Pictures stay out of your copy, but everything else in the records below must be repeated exactly.

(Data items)

(begin)

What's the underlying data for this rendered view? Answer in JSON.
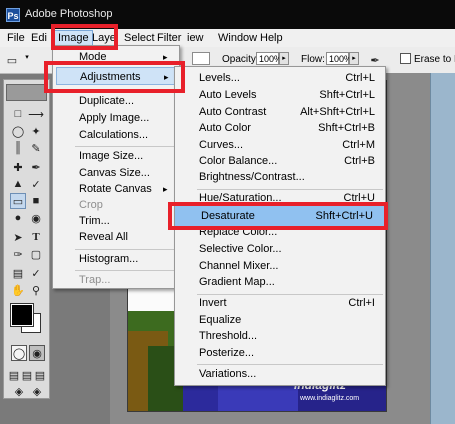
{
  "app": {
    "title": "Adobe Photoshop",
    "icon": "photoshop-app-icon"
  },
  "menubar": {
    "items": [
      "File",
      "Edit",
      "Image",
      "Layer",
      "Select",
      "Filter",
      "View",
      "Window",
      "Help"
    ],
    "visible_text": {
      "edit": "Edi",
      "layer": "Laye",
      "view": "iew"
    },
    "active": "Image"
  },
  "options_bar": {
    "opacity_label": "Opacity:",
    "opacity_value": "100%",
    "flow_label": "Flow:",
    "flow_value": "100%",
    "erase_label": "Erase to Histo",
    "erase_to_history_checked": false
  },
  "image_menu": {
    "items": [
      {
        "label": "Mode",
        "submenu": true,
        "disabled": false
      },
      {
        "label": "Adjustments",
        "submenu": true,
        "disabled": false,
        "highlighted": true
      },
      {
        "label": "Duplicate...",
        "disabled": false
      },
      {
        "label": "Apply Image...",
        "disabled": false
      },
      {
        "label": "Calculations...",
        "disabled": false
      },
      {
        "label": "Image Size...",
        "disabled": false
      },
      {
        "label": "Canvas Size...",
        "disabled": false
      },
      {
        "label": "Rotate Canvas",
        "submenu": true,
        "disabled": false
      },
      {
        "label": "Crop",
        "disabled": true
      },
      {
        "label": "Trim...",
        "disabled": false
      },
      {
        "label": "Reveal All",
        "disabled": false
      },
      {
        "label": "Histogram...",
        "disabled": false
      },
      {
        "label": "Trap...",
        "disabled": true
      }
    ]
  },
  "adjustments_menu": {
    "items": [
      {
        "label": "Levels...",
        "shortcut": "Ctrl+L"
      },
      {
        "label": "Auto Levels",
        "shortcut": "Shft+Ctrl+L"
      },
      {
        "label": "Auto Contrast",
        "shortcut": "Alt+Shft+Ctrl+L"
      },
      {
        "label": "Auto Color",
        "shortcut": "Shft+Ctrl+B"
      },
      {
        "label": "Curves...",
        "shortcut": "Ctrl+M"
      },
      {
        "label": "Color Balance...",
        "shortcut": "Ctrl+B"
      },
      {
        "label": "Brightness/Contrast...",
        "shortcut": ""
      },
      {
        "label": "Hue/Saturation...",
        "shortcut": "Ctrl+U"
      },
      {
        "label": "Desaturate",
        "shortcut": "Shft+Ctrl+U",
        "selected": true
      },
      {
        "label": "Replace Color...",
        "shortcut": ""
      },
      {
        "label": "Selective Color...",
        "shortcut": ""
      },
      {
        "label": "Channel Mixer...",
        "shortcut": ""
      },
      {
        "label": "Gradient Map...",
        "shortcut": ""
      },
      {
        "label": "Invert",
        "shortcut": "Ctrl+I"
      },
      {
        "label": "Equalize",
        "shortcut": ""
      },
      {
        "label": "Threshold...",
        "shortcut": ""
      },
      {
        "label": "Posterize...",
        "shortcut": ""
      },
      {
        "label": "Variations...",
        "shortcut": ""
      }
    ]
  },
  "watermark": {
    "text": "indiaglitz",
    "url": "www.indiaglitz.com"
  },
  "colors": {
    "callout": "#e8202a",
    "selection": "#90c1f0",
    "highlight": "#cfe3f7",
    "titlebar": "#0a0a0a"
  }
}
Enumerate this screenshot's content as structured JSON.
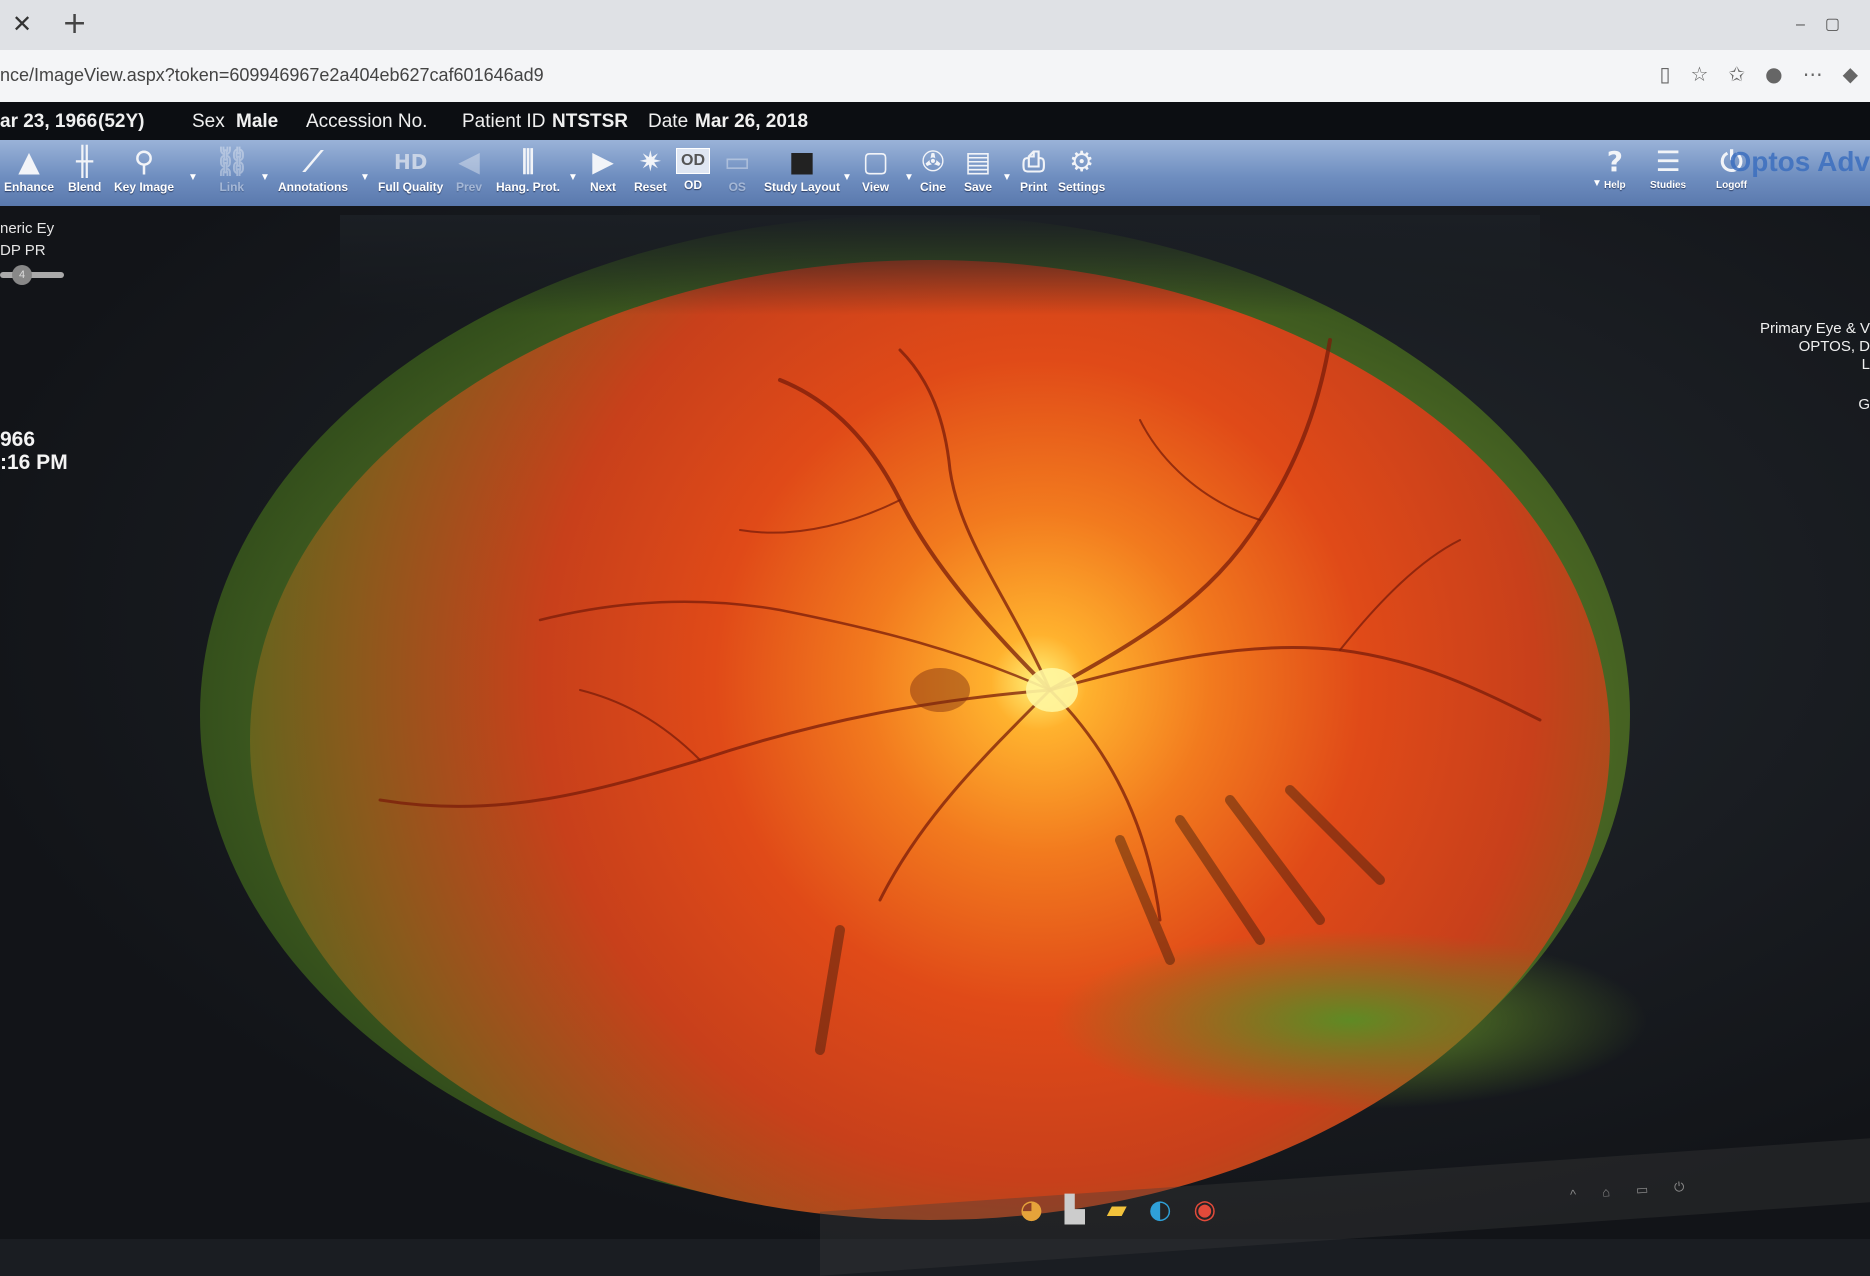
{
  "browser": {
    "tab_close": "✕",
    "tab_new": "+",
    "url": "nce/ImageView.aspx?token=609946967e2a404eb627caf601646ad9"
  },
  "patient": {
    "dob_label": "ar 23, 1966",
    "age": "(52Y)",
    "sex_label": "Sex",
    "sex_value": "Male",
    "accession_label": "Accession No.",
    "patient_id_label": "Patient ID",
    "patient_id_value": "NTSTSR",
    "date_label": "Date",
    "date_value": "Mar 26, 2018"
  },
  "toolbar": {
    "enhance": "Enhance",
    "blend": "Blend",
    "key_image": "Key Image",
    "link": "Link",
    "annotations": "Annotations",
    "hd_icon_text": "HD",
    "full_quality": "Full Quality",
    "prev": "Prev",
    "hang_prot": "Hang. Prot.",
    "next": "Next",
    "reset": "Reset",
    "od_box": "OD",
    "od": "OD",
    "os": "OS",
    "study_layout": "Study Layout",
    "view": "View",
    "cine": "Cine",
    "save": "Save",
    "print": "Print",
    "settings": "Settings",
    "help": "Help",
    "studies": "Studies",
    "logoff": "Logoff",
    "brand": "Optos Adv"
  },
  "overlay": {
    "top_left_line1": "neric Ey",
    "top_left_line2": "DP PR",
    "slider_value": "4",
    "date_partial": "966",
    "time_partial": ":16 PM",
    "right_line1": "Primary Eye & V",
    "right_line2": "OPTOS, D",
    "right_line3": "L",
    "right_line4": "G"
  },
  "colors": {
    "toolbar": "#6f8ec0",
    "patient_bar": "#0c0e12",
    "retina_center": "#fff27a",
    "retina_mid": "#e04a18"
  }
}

(end)

Exercise output →
What's the underlying data for this rendered view? Answer in JSON.
{
  "app": {
    "title": "Adobe Photoshop",
    "icon": "photoshop-app-icon"
  },
  "menubar": {
    "items": [
      "File",
      "Edit",
      "Image",
      "Layer",
      "Select",
      "Filter",
      "View",
      "Window",
      "Help"
    ],
    "visible_text": {
      "edit": "Edi",
      "layer": "Laye",
      "view": "iew"
    },
    "active": "Image"
  },
  "options_bar": {
    "opacity_label": "Opacity:",
    "opacity_value": "100%",
    "flow_label": "Flow:",
    "flow_value": "100%",
    "erase_label": "Erase to Histo",
    "erase_to_history_checked": false
  },
  "image_menu": {
    "items": [
      {
        "label": "Mode",
        "submenu": true,
        "disabled": false
      },
      {
        "label": "Adjustments",
        "submenu": true,
        "disabled": false,
        "highlighted": true
      },
      {
        "label": "Duplicate...",
        "disabled": false
      },
      {
        "label": "Apply Image...",
        "disabled": false
      },
      {
        "label": "Calculations...",
        "disabled": false
      },
      {
        "label": "Image Size...",
        "disabled": false
      },
      {
        "label": "Canvas Size...",
        "disabled": false
      },
      {
        "label": "Rotate Canvas",
        "submenu": true,
        "disabled": false
      },
      {
        "label": "Crop",
        "disabled": true
      },
      {
        "label": "Trim...",
        "disabled": false
      },
      {
        "label": "Reveal All",
        "disabled": false
      },
      {
        "label": "Histogram...",
        "disabled": false
      },
      {
        "label": "Trap...",
        "disabled": true
      }
    ]
  },
  "adjustments_menu": {
    "items": [
      {
        "label": "Levels...",
        "shortcut": "Ctrl+L"
      },
      {
        "label": "Auto Levels",
        "shortcut": "Shft+Ctrl+L"
      },
      {
        "label": "Auto Contrast",
        "shortcut": "Alt+Shft+Ctrl+L"
      },
      {
        "label": "Auto Color",
        "shortcut": "Shft+Ctrl+B"
      },
      {
        "label": "Curves...",
        "shortcut": "Ctrl+M"
      },
      {
        "label": "Color Balance...",
        "shortcut": "Ctrl+B"
      },
      {
        "label": "Brightness/Contrast...",
        "shortcut": ""
      },
      {
        "label": "Hue/Saturation...",
        "shortcut": "Ctrl+U"
      },
      {
        "label": "Desaturate",
        "shortcut": "Shft+Ctrl+U",
        "selected": true
      },
      {
        "label": "Replace Color...",
        "shortcut": ""
      },
      {
        "label": "Selective Color...",
        "shortcut": ""
      },
      {
        "label": "Channel Mixer...",
        "shortcut": ""
      },
      {
        "label": "Gradient Map...",
        "shortcut": ""
      },
      {
        "label": "Invert",
        "shortcut": "Ctrl+I"
      },
      {
        "label": "Equalize",
        "shortcut": ""
      },
      {
        "label": "Threshold...",
        "shortcut": ""
      },
      {
        "label": "Posterize...",
        "shortcut": ""
      },
      {
        "label": "Variations...",
        "shortcut": ""
      }
    ]
  },
  "watermark": {
    "text": "indiaglitz",
    "url": "www.indiaglitz.com"
  },
  "colors": {
    "callout": "#e8202a",
    "selection": "#90c1f0",
    "highlight": "#cfe3f7",
    "titlebar": "#0a0a0a"
  }
}
Enumerate this screenshot's content as structured JSON.
{
  "browser": {
    "tab_close": "✕",
    "tab_new": "+",
    "url": "nce/ImageView.aspx?token=609946967e2a404eb627caf601646ad9"
  },
  "patient": {
    "dob_label": "ar 23, 1966",
    "age": "(52Y)",
    "sex_label": "Sex",
    "sex_value": "Male",
    "accession_label": "Accession No.",
    "patient_id_label": "Patient ID",
    "patient_id_value": "NTSTSR",
    "date_label": "Date",
    "date_value": "Mar 26, 2018"
  },
  "toolbar": {
    "enhance": "Enhance",
    "blend": "Blend",
    "key_image": "Key Image",
    "link": "Link",
    "annotations": "Annotations",
    "hd_icon_text": "HD",
    "full_quality": "Full Quality",
    "prev": "Prev",
    "hang_prot": "Hang. Prot.",
    "next": "Next",
    "reset": "Reset",
    "od_box": "OD",
    "od": "OD",
    "os": "OS",
    "study_layout": "Study Layout",
    "view": "View",
    "cine": "Cine",
    "save": "Save",
    "print": "Print",
    "settings": "Settings",
    "help": "Help",
    "studies": "Studies",
    "logoff": "Logoff",
    "brand": "Optos Adv"
  },
  "overlay": {
    "top_left_line1": "neric Ey",
    "top_left_line2": "DP PR",
    "slider_value": "4",
    "date_partial": "966",
    "time_partial": ":16 PM",
    "right_line1": "Primary Eye & V",
    "right_line2": "OPTOS, D",
    "right_line3": "L",
    "right_line4": "G"
  },
  "colors": {
    "toolbar": "#6f8ec0",
    "patient_bar": "#0c0e12",
    "retina_center": "#fff27a",
    "retina_mid": "#e04a18"
  }
}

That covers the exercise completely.